**Problem to work on**
Copy the data precisely, keeping every character.

____________________

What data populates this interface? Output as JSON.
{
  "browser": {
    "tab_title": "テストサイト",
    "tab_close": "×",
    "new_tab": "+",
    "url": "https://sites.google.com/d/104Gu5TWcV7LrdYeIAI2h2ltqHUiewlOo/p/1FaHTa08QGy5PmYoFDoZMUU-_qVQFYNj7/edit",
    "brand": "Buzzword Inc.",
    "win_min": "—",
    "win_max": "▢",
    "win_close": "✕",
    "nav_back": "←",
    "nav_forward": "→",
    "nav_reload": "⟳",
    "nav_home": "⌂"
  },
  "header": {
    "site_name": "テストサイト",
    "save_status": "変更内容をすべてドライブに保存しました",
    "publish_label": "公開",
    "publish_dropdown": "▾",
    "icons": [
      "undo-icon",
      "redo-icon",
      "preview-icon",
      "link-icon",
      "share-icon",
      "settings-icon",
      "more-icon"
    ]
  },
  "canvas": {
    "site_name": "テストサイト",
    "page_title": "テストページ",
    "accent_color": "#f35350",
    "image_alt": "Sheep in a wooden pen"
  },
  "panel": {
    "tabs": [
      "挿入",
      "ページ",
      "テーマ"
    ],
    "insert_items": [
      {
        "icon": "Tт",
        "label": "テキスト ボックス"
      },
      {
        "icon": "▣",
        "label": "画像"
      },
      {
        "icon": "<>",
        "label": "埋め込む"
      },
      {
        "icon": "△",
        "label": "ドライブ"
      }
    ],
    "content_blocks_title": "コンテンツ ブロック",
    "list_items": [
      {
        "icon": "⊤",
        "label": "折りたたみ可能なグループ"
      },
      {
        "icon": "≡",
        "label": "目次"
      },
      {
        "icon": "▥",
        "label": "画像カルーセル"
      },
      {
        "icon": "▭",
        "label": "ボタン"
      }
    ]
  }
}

____________________

**The answer**
What data populates this interface? Output as JSON.
{
  "browser": {
    "tab_title": "テストサイト",
    "tab_close": "×",
    "new_tab": "+",
    "url": "https://sites.google.com/d/104Gu5TWcV7LrdYeIAI2h2ltqHUiewlOo/p/1FaHTa08QGy5PmYoFDoZMUU-_qVQFYNj7/edit",
    "brand": "Buzzword Inc.",
    "win_min": "—",
    "win_max": "▢",
    "win_close": "✕",
    "nav_back": "←",
    "nav_forward": "→",
    "nav_reload": "⟳",
    "nav_home": "⌂"
  },
  "header": {
    "site_name": "テストサイト",
    "save_status": "変更内容をすべてドライブに保存しました",
    "publish_label": "公開",
    "publish_dropdown": "▾",
    "icons": [
      "undo-icon",
      "redo-icon",
      "preview-icon",
      "link-icon",
      "share-icon",
      "settings-icon",
      "more-icon"
    ]
  },
  "canvas": {
    "site_name": "テストサイト",
    "page_title": "テストページ",
    "accent_color": "#f35350",
    "image_alt": "Sheep in a wooden pen"
  },
  "panel": {
    "tabs": [
      "挿入",
      "ページ",
      "テーマ"
    ],
    "insert_items": [
      {
        "icon": "Tт",
        "label": "テキスト ボックス"
      },
      {
        "icon": "▣",
        "label": "画像"
      },
      {
        "icon": "<>",
        "label": "埋め込む"
      },
      {
        "icon": "△",
        "label": "ドライブ"
      }
    ],
    "content_blocks_title": "コンテンツ ブロック",
    "list_items": [
      {
        "icon": "⊤",
        "label": "折りたたみ可能なグループ"
      },
      {
        "icon": "≡",
        "label": "目次"
      },
      {
        "icon": "▥",
        "label": "画像カルーセル"
      },
      {
        "icon": "▭",
        "label": "ボタン"
      }
    ]
  }
}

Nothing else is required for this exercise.